» **GOAL OF THE EXERCISE**: Print the listing below in its entirety, character for character.

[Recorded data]
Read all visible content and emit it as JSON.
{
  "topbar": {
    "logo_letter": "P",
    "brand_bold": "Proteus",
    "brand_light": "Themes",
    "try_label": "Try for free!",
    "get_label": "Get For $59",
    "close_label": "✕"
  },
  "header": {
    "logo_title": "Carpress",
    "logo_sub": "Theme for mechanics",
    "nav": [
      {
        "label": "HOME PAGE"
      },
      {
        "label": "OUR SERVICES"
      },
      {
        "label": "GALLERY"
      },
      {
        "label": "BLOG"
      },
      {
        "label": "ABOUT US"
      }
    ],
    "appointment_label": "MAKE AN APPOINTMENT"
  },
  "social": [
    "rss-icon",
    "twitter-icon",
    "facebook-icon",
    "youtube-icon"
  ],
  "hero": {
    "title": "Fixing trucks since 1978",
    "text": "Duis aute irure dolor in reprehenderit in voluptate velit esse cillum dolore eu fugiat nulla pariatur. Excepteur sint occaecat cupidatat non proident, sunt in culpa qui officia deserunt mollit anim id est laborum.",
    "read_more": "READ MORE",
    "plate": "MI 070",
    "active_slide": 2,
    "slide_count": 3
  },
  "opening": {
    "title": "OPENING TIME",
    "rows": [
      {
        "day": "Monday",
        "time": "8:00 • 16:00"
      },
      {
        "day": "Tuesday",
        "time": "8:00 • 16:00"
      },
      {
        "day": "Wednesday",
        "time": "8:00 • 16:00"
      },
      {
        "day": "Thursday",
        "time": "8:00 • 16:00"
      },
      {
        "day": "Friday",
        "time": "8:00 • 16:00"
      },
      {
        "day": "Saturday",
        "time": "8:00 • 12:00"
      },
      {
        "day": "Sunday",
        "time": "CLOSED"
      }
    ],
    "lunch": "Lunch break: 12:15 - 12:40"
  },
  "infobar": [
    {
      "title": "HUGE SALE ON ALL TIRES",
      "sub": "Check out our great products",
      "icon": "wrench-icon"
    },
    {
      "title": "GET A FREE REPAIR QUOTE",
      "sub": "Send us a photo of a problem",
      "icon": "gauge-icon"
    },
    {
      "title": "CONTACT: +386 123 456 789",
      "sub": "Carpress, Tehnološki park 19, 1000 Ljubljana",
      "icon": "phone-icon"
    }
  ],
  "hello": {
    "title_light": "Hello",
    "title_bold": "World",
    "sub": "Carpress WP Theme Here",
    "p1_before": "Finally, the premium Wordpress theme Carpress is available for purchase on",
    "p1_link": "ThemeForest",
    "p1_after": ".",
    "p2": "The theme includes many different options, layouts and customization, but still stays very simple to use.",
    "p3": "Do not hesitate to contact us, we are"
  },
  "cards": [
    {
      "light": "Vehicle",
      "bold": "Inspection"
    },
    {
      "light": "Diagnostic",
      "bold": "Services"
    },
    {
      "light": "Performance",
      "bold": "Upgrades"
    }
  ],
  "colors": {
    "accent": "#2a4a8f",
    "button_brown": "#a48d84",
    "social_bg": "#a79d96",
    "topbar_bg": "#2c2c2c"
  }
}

» **TASK ANSWER**:
Read all visible content and emit it as JSON.
{
  "topbar": {
    "logo_letter": "P",
    "brand_bold": "Proteus",
    "brand_light": "Themes",
    "try_label": "Try for free!",
    "get_label": "Get For $59",
    "close_label": "✕"
  },
  "header": {
    "logo_title": "Carpress",
    "logo_sub": "Theme for mechanics",
    "nav": [
      {
        "label": "HOME PAGE"
      },
      {
        "label": "OUR SERVICES"
      },
      {
        "label": "GALLERY"
      },
      {
        "label": "BLOG"
      },
      {
        "label": "ABOUT US"
      }
    ],
    "appointment_label": "MAKE AN APPOINTMENT"
  },
  "social": [
    "rss-icon",
    "twitter-icon",
    "facebook-icon",
    "youtube-icon"
  ],
  "hero": {
    "title": "Fixing trucks since 1978",
    "text": "Duis aute irure dolor in reprehenderit in voluptate velit esse cillum dolore eu fugiat nulla pariatur. Excepteur sint occaecat cupidatat non proident, sunt in culpa qui officia deserunt mollit anim id est laborum.",
    "read_more": "READ MORE",
    "plate": "MI 070",
    "active_slide": 2,
    "slide_count": 3
  },
  "opening": {
    "title": "OPENING TIME",
    "rows": [
      {
        "day": "Monday",
        "time": "8:00 • 16:00"
      },
      {
        "day": "Tuesday",
        "time": "8:00 • 16:00"
      },
      {
        "day": "Wednesday",
        "time": "8:00 • 16:00"
      },
      {
        "day": "Thursday",
        "time": "8:00 • 16:00"
      },
      {
        "day": "Friday",
        "time": "8:00 • 16:00"
      },
      {
        "day": "Saturday",
        "time": "8:00 • 12:00"
      },
      {
        "day": "Sunday",
        "time": "CLOSED"
      }
    ],
    "lunch": "Lunch break: 12:15 - 12:40"
  },
  "infobar": [
    {
      "title": "HUGE SALE ON ALL TIRES",
      "sub": "Check out our great products",
      "icon": "wrench-icon"
    },
    {
      "title": "GET A FREE REPAIR QUOTE",
      "sub": "Send us a photo of a problem",
      "icon": "gauge-icon"
    },
    {
      "title": "CONTACT: +386 123 456 789",
      "sub": "Carpress, Tehnološki park 19, 1000 Ljubljana",
      "icon": "phone-icon"
    }
  ],
  "hello": {
    "title_light": "Hello",
    "title_bold": "World",
    "sub": "Carpress WP Theme Here",
    "p1_before": "Finally, the premium Wordpress theme Carpress is available for purchase on",
    "p1_link": "ThemeForest",
    "p1_after": ".",
    "p2": "The theme includes many different options, layouts and customization, but still stays very simple to use.",
    "p3": "Do not hesitate to contact us, we are"
  },
  "cards": [
    {
      "light": "Vehicle",
      "bold": "Inspection"
    },
    {
      "light": "Diagnostic",
      "bold": "Services"
    },
    {
      "light": "Performance",
      "bold": "Upgrades"
    }
  ],
  "colors": {
    "accent": "#2a4a8f",
    "button_brown": "#a48d84",
    "social_bg": "#a79d96",
    "topbar_bg": "#2c2c2c"
  }
}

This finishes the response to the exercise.